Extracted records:
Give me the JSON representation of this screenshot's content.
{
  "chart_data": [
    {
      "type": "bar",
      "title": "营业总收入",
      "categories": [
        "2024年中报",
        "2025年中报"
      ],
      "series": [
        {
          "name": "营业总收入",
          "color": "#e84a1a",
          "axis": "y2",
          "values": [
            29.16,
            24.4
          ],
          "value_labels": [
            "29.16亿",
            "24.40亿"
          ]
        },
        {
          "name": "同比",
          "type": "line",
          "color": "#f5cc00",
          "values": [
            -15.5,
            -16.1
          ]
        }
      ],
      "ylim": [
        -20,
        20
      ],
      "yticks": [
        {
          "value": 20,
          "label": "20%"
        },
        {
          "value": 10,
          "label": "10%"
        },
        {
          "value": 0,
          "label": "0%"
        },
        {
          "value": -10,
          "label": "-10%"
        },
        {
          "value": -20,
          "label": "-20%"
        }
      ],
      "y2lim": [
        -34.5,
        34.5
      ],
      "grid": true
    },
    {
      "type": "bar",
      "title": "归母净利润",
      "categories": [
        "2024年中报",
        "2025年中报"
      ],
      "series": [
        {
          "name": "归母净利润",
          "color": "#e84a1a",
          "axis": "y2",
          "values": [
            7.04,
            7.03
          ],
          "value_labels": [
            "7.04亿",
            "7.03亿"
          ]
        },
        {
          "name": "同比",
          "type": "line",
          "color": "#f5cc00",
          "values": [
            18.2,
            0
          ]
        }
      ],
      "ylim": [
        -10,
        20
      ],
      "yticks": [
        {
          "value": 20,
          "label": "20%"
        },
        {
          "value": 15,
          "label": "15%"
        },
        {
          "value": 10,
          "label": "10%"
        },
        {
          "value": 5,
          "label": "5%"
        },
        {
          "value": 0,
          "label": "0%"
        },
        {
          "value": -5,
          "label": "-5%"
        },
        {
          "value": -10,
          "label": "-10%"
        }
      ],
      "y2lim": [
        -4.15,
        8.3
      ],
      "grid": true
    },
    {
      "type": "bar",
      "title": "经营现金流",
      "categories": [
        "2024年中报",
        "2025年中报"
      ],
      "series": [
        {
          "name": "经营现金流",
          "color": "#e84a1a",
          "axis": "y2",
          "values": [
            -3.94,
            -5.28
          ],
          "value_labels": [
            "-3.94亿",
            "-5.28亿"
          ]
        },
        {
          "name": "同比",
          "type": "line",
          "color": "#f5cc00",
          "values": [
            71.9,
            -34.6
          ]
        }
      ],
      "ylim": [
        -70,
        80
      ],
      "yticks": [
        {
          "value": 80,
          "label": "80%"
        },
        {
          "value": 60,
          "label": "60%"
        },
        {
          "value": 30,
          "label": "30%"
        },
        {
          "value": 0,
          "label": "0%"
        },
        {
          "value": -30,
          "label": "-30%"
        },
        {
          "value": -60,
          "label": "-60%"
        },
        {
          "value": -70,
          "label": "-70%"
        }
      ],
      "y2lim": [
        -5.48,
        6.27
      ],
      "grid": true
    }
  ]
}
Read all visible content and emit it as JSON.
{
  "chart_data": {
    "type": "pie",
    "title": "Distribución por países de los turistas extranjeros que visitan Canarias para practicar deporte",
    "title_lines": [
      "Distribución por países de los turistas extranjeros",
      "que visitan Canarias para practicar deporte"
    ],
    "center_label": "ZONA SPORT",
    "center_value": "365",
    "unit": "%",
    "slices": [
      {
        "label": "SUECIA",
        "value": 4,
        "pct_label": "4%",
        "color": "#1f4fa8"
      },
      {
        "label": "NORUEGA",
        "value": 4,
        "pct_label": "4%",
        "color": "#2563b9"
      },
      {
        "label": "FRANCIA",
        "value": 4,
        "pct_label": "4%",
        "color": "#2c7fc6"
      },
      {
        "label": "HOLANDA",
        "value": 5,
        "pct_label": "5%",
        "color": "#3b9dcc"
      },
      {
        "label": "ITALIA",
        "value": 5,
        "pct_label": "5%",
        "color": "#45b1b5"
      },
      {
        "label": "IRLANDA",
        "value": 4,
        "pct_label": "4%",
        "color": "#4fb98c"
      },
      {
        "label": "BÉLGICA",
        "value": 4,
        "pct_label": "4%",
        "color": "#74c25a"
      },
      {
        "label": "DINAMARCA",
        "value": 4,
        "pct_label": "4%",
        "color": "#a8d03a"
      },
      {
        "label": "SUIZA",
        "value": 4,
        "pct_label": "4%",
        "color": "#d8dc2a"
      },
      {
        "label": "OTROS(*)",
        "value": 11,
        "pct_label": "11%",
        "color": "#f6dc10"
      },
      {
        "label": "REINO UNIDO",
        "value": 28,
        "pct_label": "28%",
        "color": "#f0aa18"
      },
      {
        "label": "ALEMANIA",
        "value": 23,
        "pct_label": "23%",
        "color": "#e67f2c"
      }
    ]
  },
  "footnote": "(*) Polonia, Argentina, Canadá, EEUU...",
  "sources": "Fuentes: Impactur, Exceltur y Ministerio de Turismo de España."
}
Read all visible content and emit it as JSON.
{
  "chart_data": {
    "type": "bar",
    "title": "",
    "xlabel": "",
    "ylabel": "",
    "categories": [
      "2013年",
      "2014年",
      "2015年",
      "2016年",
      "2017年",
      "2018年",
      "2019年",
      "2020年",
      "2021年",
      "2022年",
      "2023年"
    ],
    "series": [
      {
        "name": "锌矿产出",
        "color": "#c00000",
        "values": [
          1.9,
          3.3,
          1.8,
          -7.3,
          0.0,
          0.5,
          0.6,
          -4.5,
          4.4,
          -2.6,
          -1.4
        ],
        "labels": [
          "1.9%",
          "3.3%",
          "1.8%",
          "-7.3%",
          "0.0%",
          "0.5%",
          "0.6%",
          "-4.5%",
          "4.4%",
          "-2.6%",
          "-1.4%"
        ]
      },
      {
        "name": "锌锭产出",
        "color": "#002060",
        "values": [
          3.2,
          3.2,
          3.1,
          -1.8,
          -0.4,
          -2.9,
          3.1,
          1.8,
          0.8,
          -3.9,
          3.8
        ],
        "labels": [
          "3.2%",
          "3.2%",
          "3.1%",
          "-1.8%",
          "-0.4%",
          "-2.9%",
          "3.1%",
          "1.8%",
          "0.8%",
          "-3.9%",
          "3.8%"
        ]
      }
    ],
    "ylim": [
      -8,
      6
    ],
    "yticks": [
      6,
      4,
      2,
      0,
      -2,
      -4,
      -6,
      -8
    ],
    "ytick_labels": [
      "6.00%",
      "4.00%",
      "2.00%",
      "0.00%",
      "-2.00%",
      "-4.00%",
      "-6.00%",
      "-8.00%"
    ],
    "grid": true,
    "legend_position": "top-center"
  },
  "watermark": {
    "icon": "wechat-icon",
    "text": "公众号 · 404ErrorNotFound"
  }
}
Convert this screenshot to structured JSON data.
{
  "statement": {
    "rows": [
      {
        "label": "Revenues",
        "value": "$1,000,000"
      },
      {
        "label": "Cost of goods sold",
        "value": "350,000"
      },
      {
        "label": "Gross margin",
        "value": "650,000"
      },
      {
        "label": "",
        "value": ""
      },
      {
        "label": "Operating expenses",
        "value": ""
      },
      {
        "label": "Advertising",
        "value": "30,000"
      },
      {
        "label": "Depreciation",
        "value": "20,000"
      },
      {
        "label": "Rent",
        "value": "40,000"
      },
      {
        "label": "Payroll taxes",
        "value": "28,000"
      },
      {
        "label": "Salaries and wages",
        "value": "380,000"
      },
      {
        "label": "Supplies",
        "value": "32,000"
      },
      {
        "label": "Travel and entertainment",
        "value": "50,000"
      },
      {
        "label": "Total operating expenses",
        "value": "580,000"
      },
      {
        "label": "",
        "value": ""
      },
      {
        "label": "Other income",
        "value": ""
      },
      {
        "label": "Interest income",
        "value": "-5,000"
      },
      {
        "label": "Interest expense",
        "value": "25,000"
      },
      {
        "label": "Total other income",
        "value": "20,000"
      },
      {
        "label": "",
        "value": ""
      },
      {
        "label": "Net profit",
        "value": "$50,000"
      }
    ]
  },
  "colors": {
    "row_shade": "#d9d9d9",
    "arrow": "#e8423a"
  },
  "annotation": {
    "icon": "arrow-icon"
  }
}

• [YOUR INSTRUCTIONS] Take the line that contains "Convert this screenshot" and each line after it down to the last of the records, and retype them exactly; add nothing else.

• [RESPONSE TO THE TASK]
Convert this screenshot to structured JSON data.
{
  "statement": {
    "rows": [
      {
        "label": "Revenues",
        "value": "$1,000,000"
      },
      {
        "label": "Cost of goods sold",
        "value": "350,000"
      },
      {
        "label": "Gross margin",
        "value": "650,000"
      },
      {
        "label": "",
        "value": ""
      },
      {
        "label": "Operating expenses",
        "value": ""
      },
      {
        "label": "Advertising",
        "value": "30,000"
      },
      {
        "label": "Depreciation",
        "value": "20,000"
      },
      {
        "label": "Rent",
        "value": "40,000"
      },
      {
        "label": "Payroll taxes",
        "value": "28,000"
      },
      {
        "label": "Salaries and wages",
        "value": "380,000"
      },
      {
        "label": "Supplies",
        "value": "32,000"
      },
      {
        "label": "Travel and entertainment",
        "value": "50,000"
      },
      {
        "label": "Total operating expenses",
        "value": "580,000"
      },
      {
        "label": "",
        "value": ""
      },
      {
        "label": "Other income",
        "value": ""
      },
      {
        "label": "Interest income",
        "value": "-5,000"
      },
      {
        "label": "Interest expense",
        "value": "25,000"
      },
      {
        "label": "Total other income",
        "value": "20,000"
      },
      {
        "label": "",
        "value": ""
      },
      {
        "label": "Net profit",
        "value": "$50,000"
      }
    ]
  },
  "colors": {
    "row_shade": "#d9d9d9",
    "arrow": "#e8423a"
  },
  "annotation": {
    "icon": "arrow-icon"
  }
}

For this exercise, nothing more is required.